Description of the task
Find the word "denn" in the material below and gather every line that contains it.

Provided entries
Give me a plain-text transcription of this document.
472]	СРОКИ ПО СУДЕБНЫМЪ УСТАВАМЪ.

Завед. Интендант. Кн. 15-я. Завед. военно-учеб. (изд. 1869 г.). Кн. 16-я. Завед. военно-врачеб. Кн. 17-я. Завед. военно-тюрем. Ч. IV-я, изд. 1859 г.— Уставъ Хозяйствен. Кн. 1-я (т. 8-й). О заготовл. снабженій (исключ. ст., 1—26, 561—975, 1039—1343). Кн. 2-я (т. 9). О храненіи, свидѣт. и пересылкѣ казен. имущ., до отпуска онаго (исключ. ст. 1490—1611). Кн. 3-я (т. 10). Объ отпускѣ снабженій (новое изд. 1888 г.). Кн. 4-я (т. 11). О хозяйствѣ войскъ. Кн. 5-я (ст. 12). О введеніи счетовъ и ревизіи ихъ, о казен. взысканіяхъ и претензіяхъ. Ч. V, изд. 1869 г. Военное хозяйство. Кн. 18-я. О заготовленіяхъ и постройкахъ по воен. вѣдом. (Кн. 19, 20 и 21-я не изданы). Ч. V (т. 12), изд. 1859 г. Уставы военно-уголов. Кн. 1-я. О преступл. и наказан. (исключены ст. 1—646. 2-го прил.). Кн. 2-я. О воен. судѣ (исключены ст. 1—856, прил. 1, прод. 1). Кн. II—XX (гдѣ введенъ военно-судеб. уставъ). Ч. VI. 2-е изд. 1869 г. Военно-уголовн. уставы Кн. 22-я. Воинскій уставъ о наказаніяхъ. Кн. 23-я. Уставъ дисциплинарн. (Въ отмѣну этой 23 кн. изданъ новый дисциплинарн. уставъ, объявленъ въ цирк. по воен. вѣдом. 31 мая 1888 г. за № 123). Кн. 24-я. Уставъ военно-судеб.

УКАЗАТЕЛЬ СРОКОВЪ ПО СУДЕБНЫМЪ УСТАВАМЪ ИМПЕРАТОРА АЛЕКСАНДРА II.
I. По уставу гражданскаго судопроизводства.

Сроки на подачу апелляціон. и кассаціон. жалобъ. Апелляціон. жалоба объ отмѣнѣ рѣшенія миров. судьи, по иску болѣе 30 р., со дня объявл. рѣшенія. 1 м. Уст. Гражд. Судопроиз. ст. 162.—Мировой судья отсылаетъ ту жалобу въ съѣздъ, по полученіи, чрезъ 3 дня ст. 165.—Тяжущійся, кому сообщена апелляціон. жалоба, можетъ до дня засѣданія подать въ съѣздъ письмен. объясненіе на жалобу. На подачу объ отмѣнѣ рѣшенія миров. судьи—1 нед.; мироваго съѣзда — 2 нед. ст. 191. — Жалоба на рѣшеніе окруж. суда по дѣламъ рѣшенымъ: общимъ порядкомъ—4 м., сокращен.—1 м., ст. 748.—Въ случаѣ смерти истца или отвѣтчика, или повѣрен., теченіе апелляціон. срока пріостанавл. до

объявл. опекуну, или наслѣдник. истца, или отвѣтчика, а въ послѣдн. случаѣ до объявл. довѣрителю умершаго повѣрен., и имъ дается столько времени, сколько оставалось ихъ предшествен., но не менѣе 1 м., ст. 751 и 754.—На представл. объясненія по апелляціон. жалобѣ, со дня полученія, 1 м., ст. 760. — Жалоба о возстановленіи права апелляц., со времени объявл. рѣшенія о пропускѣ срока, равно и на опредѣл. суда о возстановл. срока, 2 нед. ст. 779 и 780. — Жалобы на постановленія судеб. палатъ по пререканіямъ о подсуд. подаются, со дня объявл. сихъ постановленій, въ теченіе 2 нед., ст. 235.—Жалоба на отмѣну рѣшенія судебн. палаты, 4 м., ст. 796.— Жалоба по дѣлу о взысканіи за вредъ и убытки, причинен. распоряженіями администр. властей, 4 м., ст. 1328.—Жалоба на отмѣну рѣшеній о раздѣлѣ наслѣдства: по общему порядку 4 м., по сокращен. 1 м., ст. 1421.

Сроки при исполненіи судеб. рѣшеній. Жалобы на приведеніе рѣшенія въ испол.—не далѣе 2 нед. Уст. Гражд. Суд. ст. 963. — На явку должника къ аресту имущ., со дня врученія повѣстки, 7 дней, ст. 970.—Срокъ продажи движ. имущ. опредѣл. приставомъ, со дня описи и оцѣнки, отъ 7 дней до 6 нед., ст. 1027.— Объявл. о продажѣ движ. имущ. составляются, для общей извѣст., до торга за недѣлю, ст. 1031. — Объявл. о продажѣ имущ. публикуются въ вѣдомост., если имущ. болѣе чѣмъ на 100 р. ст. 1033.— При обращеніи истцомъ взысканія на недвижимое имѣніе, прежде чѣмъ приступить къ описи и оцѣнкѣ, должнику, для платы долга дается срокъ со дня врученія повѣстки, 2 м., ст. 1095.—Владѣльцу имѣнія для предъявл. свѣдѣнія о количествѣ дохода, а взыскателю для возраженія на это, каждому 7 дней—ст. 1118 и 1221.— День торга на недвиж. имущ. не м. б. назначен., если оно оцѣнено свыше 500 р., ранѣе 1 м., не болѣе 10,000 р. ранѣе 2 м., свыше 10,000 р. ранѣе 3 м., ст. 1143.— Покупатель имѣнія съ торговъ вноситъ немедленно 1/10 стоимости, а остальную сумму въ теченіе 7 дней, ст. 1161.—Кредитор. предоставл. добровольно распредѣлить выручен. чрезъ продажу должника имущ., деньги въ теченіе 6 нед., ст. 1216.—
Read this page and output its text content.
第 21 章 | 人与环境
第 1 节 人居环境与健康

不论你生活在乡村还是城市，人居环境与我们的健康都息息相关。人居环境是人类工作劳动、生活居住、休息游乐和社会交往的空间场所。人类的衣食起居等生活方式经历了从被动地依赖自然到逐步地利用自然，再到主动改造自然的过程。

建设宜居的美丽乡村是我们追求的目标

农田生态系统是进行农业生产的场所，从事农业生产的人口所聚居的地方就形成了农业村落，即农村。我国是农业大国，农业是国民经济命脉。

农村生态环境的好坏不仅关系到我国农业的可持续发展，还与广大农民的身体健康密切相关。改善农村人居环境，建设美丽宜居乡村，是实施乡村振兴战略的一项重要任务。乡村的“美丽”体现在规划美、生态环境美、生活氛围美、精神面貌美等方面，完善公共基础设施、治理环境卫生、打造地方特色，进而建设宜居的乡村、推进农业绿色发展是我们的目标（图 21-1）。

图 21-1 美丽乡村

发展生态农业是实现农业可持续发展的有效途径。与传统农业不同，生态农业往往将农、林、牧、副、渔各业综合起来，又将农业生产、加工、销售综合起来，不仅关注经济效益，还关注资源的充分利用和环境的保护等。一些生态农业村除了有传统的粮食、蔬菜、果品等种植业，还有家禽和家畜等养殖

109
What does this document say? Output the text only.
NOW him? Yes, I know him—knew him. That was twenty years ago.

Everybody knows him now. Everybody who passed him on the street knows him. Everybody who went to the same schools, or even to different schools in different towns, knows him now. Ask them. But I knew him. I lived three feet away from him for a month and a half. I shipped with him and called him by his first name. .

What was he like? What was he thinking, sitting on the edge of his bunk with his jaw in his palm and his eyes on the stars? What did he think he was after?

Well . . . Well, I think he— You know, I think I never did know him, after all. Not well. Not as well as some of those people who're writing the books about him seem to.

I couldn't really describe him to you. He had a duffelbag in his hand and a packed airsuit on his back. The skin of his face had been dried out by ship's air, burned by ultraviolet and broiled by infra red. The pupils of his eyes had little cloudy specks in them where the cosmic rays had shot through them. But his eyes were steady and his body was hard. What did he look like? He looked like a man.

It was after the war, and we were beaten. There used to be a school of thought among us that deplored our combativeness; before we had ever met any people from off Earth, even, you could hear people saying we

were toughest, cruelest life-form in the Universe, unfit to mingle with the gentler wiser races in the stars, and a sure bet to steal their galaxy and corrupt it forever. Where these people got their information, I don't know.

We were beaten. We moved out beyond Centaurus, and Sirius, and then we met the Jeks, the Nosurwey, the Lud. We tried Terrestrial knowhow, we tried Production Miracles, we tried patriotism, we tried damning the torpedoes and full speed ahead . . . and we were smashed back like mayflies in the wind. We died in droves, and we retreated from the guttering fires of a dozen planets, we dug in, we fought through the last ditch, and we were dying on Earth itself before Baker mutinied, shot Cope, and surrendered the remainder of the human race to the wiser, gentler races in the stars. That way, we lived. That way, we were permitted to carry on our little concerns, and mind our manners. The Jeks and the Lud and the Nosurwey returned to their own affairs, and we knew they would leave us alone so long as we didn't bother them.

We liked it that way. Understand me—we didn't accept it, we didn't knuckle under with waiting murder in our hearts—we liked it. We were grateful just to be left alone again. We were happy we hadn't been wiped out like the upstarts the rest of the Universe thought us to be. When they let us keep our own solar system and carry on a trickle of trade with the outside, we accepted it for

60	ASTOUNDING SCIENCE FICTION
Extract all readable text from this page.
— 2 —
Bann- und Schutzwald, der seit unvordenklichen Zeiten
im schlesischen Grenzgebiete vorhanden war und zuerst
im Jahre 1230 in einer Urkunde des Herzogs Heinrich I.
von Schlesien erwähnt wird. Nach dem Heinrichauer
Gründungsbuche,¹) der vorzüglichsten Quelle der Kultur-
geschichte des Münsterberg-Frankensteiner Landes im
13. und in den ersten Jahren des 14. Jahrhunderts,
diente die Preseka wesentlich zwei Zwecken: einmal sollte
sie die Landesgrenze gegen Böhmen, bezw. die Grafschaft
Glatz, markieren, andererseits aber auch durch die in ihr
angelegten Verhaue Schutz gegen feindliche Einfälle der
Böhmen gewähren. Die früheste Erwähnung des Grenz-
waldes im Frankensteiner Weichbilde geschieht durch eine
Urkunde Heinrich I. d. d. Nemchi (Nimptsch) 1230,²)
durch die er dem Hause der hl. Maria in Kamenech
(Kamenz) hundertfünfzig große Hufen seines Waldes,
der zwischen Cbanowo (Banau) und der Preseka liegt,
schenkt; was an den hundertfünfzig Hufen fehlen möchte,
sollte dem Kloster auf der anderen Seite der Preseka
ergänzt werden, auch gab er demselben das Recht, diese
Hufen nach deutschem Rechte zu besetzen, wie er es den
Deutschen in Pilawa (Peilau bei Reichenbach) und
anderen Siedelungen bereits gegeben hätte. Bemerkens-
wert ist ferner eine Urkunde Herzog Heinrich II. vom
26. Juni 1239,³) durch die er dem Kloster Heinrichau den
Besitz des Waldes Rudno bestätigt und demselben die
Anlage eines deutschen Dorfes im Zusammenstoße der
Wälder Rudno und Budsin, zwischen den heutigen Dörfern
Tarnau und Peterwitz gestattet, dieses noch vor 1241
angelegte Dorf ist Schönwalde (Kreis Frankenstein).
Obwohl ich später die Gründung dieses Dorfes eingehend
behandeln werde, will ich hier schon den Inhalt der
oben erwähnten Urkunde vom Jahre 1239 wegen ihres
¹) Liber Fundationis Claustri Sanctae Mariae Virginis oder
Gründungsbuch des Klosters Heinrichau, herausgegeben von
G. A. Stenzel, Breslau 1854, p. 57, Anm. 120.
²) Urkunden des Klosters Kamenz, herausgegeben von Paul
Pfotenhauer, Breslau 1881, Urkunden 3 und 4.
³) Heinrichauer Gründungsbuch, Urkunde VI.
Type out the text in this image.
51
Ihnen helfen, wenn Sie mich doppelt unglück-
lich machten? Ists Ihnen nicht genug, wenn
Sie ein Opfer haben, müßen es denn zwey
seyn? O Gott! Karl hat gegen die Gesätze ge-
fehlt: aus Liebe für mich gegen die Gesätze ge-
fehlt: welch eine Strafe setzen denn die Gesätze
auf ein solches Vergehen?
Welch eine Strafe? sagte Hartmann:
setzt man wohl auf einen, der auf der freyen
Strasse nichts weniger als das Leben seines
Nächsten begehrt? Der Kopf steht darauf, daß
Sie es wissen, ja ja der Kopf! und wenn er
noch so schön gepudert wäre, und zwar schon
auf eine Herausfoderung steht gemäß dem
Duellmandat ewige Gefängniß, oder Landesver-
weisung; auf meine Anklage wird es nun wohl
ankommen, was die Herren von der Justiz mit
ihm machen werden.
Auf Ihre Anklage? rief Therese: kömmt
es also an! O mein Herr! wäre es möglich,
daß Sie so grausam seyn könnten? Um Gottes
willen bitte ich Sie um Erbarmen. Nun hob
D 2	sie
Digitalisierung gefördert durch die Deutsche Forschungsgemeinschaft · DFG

The reply
Sie ein Opfer haben, müßen es denn zwey
fehlt: welch eine Strafe setzen denn die Gesätze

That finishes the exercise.